§ What you need to do: Every line of the listing must be reproduced as it stands. Leave the images behind.

#### Extracted entries ####

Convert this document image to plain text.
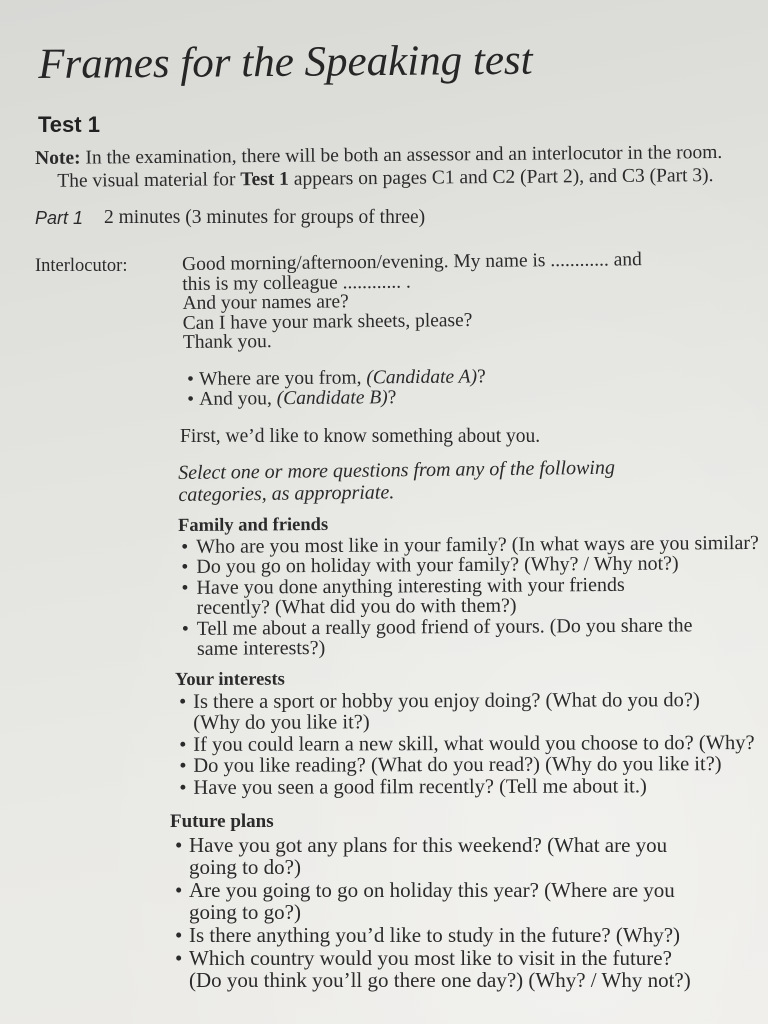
Frames for the Speaking test
Test 1
Note: In the examination, there will be both an assessor and an interlocutor in the room.
The visual material for Test 1 appears on pages C1 and C2 (Part 2), and C3 (Part 3).
Part 1 2 minutes (3 minutes for groups of three)
Interlocutor:	Good morning/afternoon/evening. My name is ............ and
this is my colleague ............ .
And your names are?
Can I have your mark sheets, please?
Thank you.
• Where are you from, (Candidate A)?
• And you, (Candidate B)?
First, we’d like to know something about you.
Select one or more questions from any of the following
categories, as appropriate.
Family and friends
• Who are you most like in your family? (In what ways are you similar?
• Do you go on holiday with your family? (Why? / Why not?)
• Have you done anything interesting with your friends
recently? (What did you do with them?)
• Tell me about a really good friend of yours. (Do you share the
same interests?)
Your interests
• Is there a sport or hobby you enjoy doing? (What do you do?)
(Why do you like it?)
• If you could learn a new skill, what would you choose to do? (Why?
• Do you like reading? (What do you read?) (Why do you like it?)
• Have you seen a good film recently? (Tell me about it.)
Future plans
• Have you got any plans for this weekend? (What are you
going to do?)
• Are you going to go on holiday this year? (Where are you
going to go?)
• Is there anything you’d like to study in the future? (Why?)
• Which country would you most like to visit in the future?
(Do you think you’ll go there one day?) (Why? / Why not?)
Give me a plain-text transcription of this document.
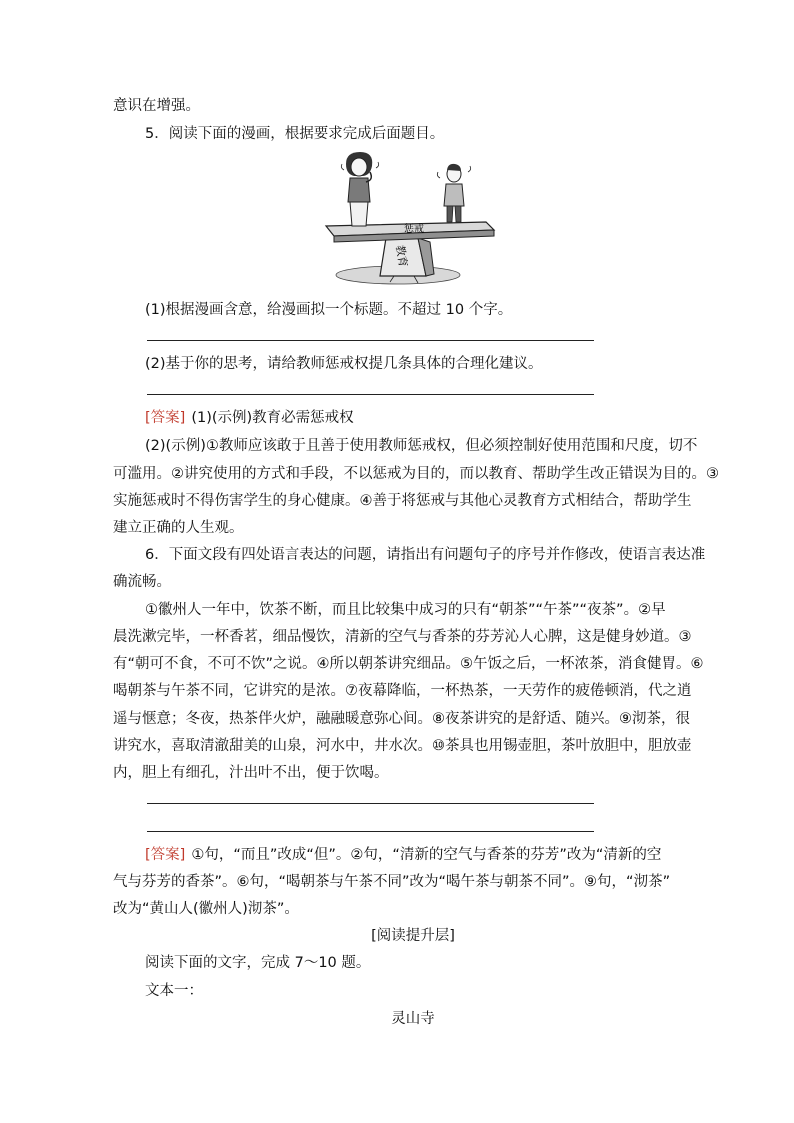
意识在增强。
5．阅读下面的漫画，根据要求完成后面题目。
教育
惩戒
(1)根据漫画含意，给漫画拟一个标题。不超过 10 个字。
(2)基于你的思考，请给教师惩戒权提几条具体的合理化建议。
[答案] (1)(示例)教育必需惩戒权
(2)(示例)①教师应该敢于且善于使用教师惩戒权，但必须控制好使用范围和尺度，切不
可滥用。②讲究使用的方式和手段，不以惩戒为目的，而以教育、帮助学生改正错误为目的。③
实施惩戒时不得伤害学生的身心健康。④善于将惩戒与其他心灵教育方式相结合，帮助学生
建立正确的人生观。
6．下面文段有四处语言表达的问题，请指出有问题句子的序号并作修改，使语言表达准
确流畅。
①徽州人一年中，饮茶不断，而且比较集中成习的只有“朝茶”“午茶”“夜茶”。②早
晨洗漱完毕，一杯香茗，细品慢饮，清新的空气与香茶的芬芳沁人心脾，这是健身妙道。③
有“朝可不食，不可不饮”之说。④所以朝茶讲究细品。⑤午饭之后，一杯浓茶，消食健胃。⑥
喝朝茶与午茶不同，它讲究的是浓。⑦夜幕降临，一杯热茶，一天劳作的疲倦顿消，代之逍
遥与惬意；冬夜，热茶伴火炉，融融暖意弥心间。⑧夜茶讲究的是舒适、随兴。⑨沏茶，很
讲究水，喜取清澈甜美的山泉，河水中，井水次。⑩茶具也用锡壶胆，茶叶放胆中，胆放壶
内，胆上有细孔，汁出叶不出，便于饮喝。
[答案] ①句，“而且”改成“但”。②句，“清新的空气与香茶的芬芳”改为“清新的空
气与芬芳的香茶”。⑥句，“喝朝茶与午茶不同”改为“喝午茶与朝茶不同”。⑨句，“沏茶”
改为“黄山人(徽州人)沏茶”。
[阅读提升层]
阅读下面的文字，完成 7～10 题。
文本一：
灵山寺
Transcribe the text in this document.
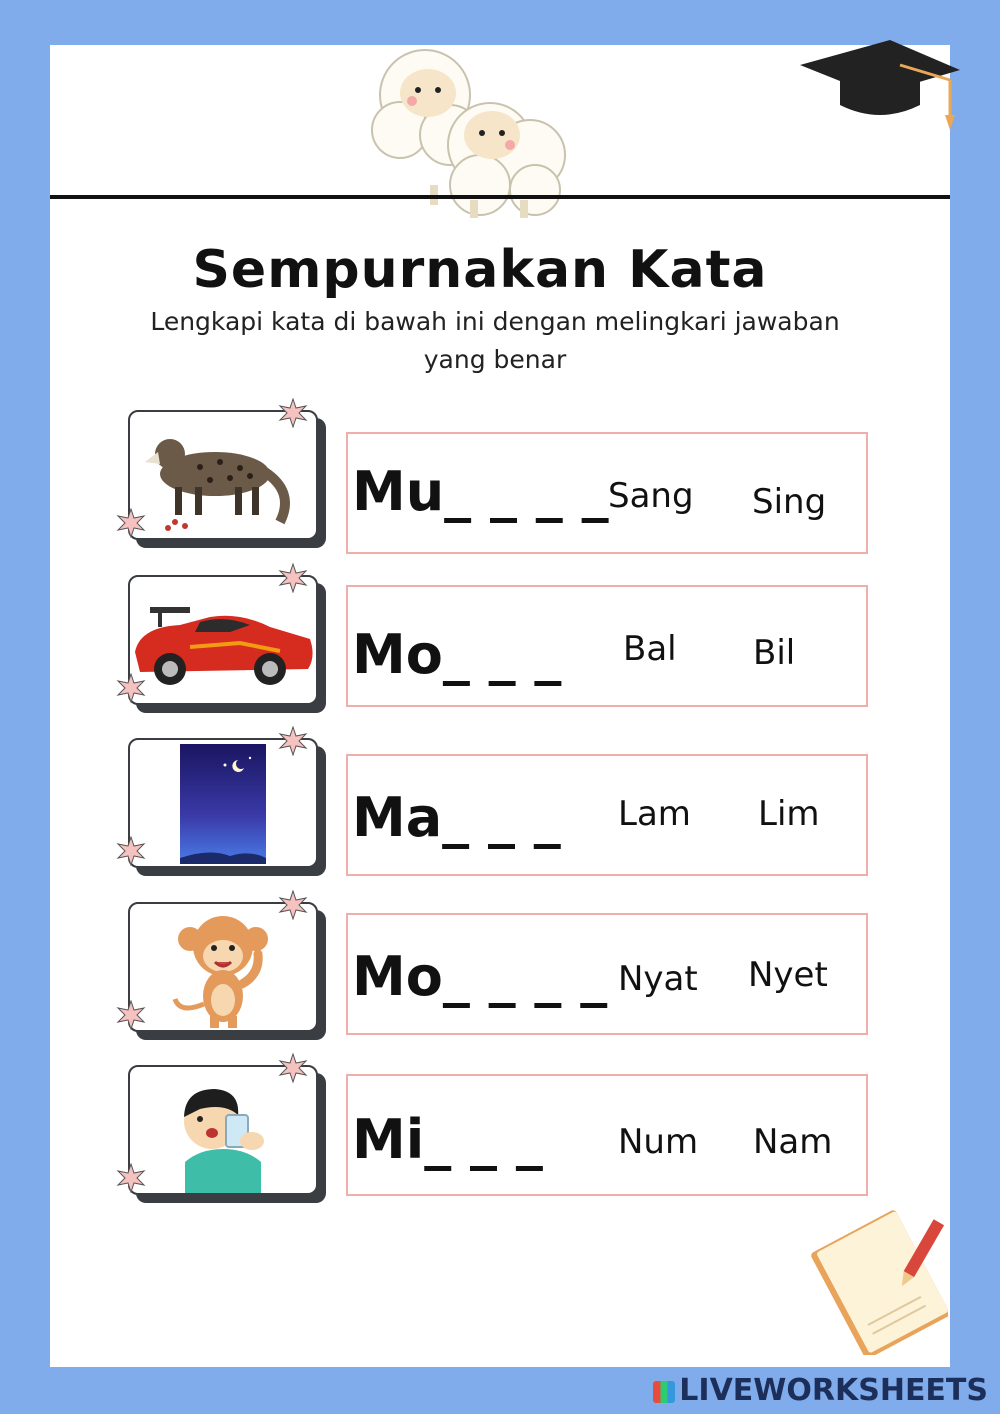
Sempurnakan Kata
Lengkapi kata di bawah ini dengan melingkari jawaban yang benar
Mu_ _ _ _ Sang Sing
Mo_ _ _ Bal Bil
Ma_ _ _ Lam Lim
Mo_ _ _ _ Nyat Nyet
Mi_ _ _ Num Nam
LIVEWORKSHEETS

####

§ Task response:
Convert this document image to plain text.
Frames for the Speaking test
Test 1
Note: In the examination, there will be both an assessor and an interlocutor in the room.
The visual material for Test 1 appears on pages C1 and C2 (Part 2), and C3 (Part 3).
Part 1 2 minutes (3 minutes for groups of three)
Interlocutor:	Good morning/afternoon/evening. My name is ............ and
this is my colleague ............ .
And your names are?
Can I have your mark sheets, please?
Thank you.
• Where are you from, (Candidate A)?
• And you, (Candidate B)?
First, we’d like to know something about you.
Select one or more questions from any of the following
categories, as appropriate.
Family and friends
• Who are you most like in your family? (In what ways are you similar?
• Do you go on holiday with your family? (Why? / Why not?)
• Have you done anything interesting with your friends
recently? (What did you do with them?)
• Tell me about a really good friend of yours. (Do you share the
same interests?)
Your interests
• Is there a sport or hobby you enjoy doing? (What do you do?)
(Why do you like it?)
• If you could learn a new skill, what would you choose to do? (Why?
• Do you like reading? (What do you read?) (Why do you like it?)
• Have you seen a good film recently? (Tell me about it.)
Future plans
• Have you got any plans for this weekend? (What are you
going to do?)
• Are you going to go on holiday this year? (Where are you
going to go?)
• Is there anything you’d like to study in the future? (Why?)
• Which country would you most like to visit in the future?
(Do you think you’ll go there one day?) (Why? / Why not?)
Give me a plain-text transcription of this document.
意识在增强。
5．阅读下面的漫画，根据要求完成后面题目。
教育
惩戒
(1)根据漫画含意，给漫画拟一个标题。不超过 10 个字。
(2)基于你的思考，请给教师惩戒权提几条具体的合理化建议。
[答案] (1)(示例)教育必需惩戒权
(2)(示例)①教师应该敢于且善于使用教师惩戒权，但必须控制好使用范围和尺度，切不
可滥用。②讲究使用的方式和手段，不以惩戒为目的，而以教育、帮助学生改正错误为目的。③
实施惩戒时不得伤害学生的身心健康。④善于将惩戒与其他心灵教育方式相结合，帮助学生
建立正确的人生观。
6．下面文段有四处语言表达的问题，请指出有问题句子的序号并作修改，使语言表达准
确流畅。
①徽州人一年中，饮茶不断，而且比较集中成习的只有“朝茶”“午茶”“夜茶”。②早
晨洗漱完毕，一杯香茗，细品慢饮，清新的空气与香茶的芬芳沁人心脾，这是健身妙道。③
有“朝可不食，不可不饮”之说。④所以朝茶讲究细品。⑤午饭之后，一杯浓茶，消食健胃。⑥
喝朝茶与午茶不同，它讲究的是浓。⑦夜幕降临，一杯热茶，一天劳作的疲倦顿消，代之逍
遥与惬意；冬夜，热茶伴火炉，融融暖意弥心间。⑧夜茶讲究的是舒适、随兴。⑨沏茶，很
讲究水，喜取清澈甜美的山泉，河水中，井水次。⑩茶具也用锡壶胆，茶叶放胆中，胆放壶
内，胆上有细孔，汁出叶不出，便于饮喝。
[答案] ①句，“而且”改成“但”。②句，“清新的空气与香茶的芬芳”改为“清新的空
气与芬芳的香茶”。⑥句，“喝朝茶与午茶不同”改为“喝午茶与朝茶不同”。⑨句，“沏茶”
改为“黄山人(徽州人)沏茶”。
[阅读提升层]
阅读下面的文字，完成 7～10 题。
文本一：
灵山寺
Transcribe the text in this document.
Sempurnakan Kata
Lengkapi kata di bawah ini dengan melingkari jawaban yang benar
Mu_ _ _ _ Sang Sing
Mo_ _ _ Bal Bil
Ma_ _ _ Lam Lim
Mo_ _ _ _ Nyat Nyet
Mi_ _ _ Num Nam
LIVEWORKSHEETS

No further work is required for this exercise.